● COMPITI DA SVOLGERE:
- a) Riporta, senza cambiare nulla, tutto il passo della recensione de Il male oscuro che va da "Il male oscuro." giù fino a "lo ha mosso.".
- b) Riprendi la recensione de Il male oscuro dal punto in cui si ferma e portala avanti.

Il male oscuro. Giuseppe Berto e l’immortale persecuzione
Recensione di Martino Ciano già pubblicata per Libroguerriero
Forse a Giuseppe Berto mancò un incipit o una parola capace di stappare col botto quel contenitore di parole che soggiace serenamente in fondo all’anima prima dell’atto creativo? O forse è stato proprio quel tormento sibillino, costante, che mai si zittisce, a dar forma ai pensieri che poi ha impresso su oltre cinquecento pagine? Non sapremo mai cosa spinge un essere umano a prendere una penna in mano e a dare l’anima; certamente, quando la scrittura di un autore ci appare senza veli, intuiamo che qualcosa che alberga tra cielo e terra lo ha mosso.
Il male oscuro viene pubblicato nel 1964, in pochi mesi si aggiudica il Premio Viareggio e il Premio Campiello. Il libro sovverte tutte le strutture del romanzo fino ad allora concepite anticipando, addirittura, quel verso infinito che dopo mille perfezionamenti farà la fortuna di Thomas Bernhard. Allora, ecco entrare in campo quello che Giorgio Agamben ha chiamato il Genius, colui al quale veniamo affidati fin dalla nascita e che ci guida, ora con l’intuizione, ora con la voce interna, ora con un atto creativo disinteressato, durante il compimento dei nostri atti più puri, in cui il corpo esegue con calma ciò che il furore dell’anima ordina.
Non può essere andata altrimenti a Giuseppe Berto, scrittore che andrebbe recuperato e studiato. Il male oscuro è il racconto di una persona in psicanalisi. Sembra la continuazione de La coscienza di Zeno, con la sola differenza che nelle pagine di Berto sopravvive un flusso disperato di coscienza che trascina sempre più giù l’autore, che consapevolmente vuole risolvere l’enigma dei suoi tormenti.

● INFORMAZIONI MOSTRATE:
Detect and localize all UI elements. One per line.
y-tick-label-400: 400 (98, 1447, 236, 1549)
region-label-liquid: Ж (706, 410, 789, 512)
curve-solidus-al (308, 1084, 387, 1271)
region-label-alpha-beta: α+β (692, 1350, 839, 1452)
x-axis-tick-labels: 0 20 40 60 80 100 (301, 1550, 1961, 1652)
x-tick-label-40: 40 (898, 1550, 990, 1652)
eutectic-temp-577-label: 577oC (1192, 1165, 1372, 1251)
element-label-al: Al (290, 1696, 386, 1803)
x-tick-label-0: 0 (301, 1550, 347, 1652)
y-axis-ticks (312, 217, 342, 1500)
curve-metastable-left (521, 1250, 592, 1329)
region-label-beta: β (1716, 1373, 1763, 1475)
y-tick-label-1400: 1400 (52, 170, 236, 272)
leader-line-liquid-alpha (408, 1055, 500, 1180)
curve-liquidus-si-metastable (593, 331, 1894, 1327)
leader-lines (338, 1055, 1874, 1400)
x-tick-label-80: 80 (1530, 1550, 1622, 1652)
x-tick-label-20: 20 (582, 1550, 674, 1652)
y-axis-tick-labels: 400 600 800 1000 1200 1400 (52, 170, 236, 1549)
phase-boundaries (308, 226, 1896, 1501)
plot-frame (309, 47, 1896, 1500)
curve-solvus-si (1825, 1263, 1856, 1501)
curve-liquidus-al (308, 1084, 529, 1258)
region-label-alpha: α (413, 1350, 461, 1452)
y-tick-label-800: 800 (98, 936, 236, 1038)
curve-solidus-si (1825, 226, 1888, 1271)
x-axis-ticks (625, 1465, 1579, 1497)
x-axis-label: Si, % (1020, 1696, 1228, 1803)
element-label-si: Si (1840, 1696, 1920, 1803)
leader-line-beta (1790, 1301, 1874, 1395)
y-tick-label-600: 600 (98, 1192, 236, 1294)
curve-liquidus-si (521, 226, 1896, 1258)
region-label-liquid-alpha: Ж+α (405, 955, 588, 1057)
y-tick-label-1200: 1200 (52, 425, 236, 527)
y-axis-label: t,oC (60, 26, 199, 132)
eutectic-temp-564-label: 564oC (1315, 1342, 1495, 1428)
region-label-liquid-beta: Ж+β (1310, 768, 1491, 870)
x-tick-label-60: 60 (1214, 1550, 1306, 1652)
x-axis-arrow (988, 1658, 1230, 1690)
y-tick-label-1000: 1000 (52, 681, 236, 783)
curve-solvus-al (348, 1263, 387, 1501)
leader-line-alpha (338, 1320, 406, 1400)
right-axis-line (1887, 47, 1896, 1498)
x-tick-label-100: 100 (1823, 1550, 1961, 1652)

● RISULTATI OTTENUTI:
- a)
Il male oscuro. Giuseppe Berto e l’immortale persecuzione
Recensione di Martino Ciano già pubblicata per Libroguerriero
Forse a Giuseppe Berto mancò un incipit o una parola capace di stappare col botto quel contenitore di parole che soggiace serenamente in fondo all’anima prima dell’atto creativo? O forse è stato proprio quel tormento sibillino, costante, che mai si zittisce, a dar forma ai pensieri che poi ha impresso su oltre cinquecento pagine? Non sapremo mai cosa spinge un essere umano a prendere una penna in mano e a dare l’anima; certamente, quando la scrittura di un autore ci appare senza veli, intuiamo che qualcosa che alberga tra cielo e terra lo ha mosso.

- b)
Ancora oggi, questo libro rimane un’opera difficile da assimilare. Il lettore sarà messo a dura prova, e non per un problema di stile o di linguaggio, ma proprio per ciò che può suscitare ogni pagina. Pochissimi capoversi, lunghe disquisizioni, ritmo ipnotizzante… è la disintegrazione dell’Io portata all’estremo. La penna di Berto è guidata dal solo Es. E poiché è l’inconscio che parla, non c’è possibilità alcuna di razionalizzare, perché anche laddove vengono descritti dei fatti, l’oggettività viene meno. Il male oscuro è percezione di un abisso e descrizione di un perturbamento.
Dannata la scrittura che tanti mostri riesce a risvegliare. Potremmo sintetizzare così questo libro che racconta la vita di un protagonista perseguitato dal senso di colpa insinuatosi in lui dopo la morte del padre: un uomo severo, ligio al dovere, che ha avuto la sfortuna di allevare un figlio scapestrato. Lui, il protagonista, il figlio, attraversa il tempo portandosi dietro quest’ombra, questo giudice, il cui corpo marcisce in un cimitero, ma la cui anima è vigile.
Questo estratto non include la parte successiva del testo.